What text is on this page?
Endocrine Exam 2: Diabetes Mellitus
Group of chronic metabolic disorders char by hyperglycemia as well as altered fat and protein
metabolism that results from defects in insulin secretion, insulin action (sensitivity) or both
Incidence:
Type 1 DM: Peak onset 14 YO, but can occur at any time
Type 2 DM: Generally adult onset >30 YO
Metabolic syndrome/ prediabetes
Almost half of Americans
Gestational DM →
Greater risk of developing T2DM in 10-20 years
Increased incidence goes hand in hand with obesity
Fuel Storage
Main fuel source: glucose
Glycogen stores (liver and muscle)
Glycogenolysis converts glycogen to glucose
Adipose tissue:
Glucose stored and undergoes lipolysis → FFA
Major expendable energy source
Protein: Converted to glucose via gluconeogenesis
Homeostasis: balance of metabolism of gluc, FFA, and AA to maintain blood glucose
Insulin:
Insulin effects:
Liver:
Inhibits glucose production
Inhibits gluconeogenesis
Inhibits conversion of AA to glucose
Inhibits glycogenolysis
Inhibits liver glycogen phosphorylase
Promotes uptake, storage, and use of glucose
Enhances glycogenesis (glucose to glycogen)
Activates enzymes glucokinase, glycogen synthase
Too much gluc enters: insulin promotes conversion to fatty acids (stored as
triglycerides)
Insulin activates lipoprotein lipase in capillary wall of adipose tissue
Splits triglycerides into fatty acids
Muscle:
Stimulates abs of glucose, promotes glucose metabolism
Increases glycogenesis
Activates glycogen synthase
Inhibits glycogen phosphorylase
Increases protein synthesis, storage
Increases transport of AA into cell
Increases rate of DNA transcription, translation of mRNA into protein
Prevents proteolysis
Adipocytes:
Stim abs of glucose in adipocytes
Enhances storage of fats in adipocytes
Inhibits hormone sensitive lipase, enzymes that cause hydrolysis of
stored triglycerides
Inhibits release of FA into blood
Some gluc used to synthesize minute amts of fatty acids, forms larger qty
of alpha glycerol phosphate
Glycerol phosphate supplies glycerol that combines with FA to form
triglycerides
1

▸ **WHAT YOU WILL DO**
Transcribe each line above exactly; skip none.

▸ **WRITTEN RESPONSE**
What text is on this page?
Endocrine Exam 2: Diabetes Mellitus
Group of chronic metabolic disorders char by hyperglycemia as well as altered fat and protein
metabolism that results from defects in insulin secretion, insulin action (sensitivity) or both
Incidence:
Type 1 DM: Peak onset 14 YO, but can occur at any time
Type 2 DM: Generally adult onset >30 YO
Metabolic syndrome/ prediabetes
Almost half of Americans
Gestational DM →
Greater risk of developing T2DM in 10-20 years
Increased incidence goes hand in hand with obesity
Fuel Storage
Main fuel source: glucose
Glycogen stores (liver and muscle)
Glycogenolysis converts glycogen to glucose
Adipose tissue:
Glucose stored and undergoes lipolysis → FFA
Major expendable energy source
Protein: Converted to glucose via gluconeogenesis
Homeostasis: balance of metabolism of gluc, FFA, and AA to maintain blood glucose
Insulin:
Insulin effects:
Liver:
Inhibits glucose production
Inhibits gluconeogenesis
Inhibits conversion of AA to glucose
Inhibits glycogenolysis
Inhibits liver glycogen phosphorylase
Promotes uptake, storage, and use of glucose
Enhances glycogenesis (glucose to glycogen)
Activates enzymes glucokinase, glycogen synthase
Too much gluc enters: insulin promotes conversion to fatty acids (stored as
triglycerides)
Insulin activates lipoprotein lipase in capillary wall of adipose tissue
Splits triglycerides into fatty acids
Muscle:
Stimulates abs of glucose, promotes glucose metabolism
Increases glycogenesis
Activates glycogen synthase
Inhibits glycogen phosphorylase
Increases protein synthesis, storage
Increases transport of AA into cell
Increases rate of DNA transcription, translation of mRNA into protein
Prevents proteolysis
Adipocytes:
Stim abs of glucose in adipocytes
Enhances storage of fats in adipocytes
Inhibits hormone sensitive lipase, enzymes that cause hydrolysis of
stored triglycerides
Inhibits release of FA into blood
Some gluc used to synthesize minute amts of fatty acids, forms larger qty
of alpha glycerol phosphate
Glycerol phosphate supplies glycerol that combines with FA to form
triglycerides
1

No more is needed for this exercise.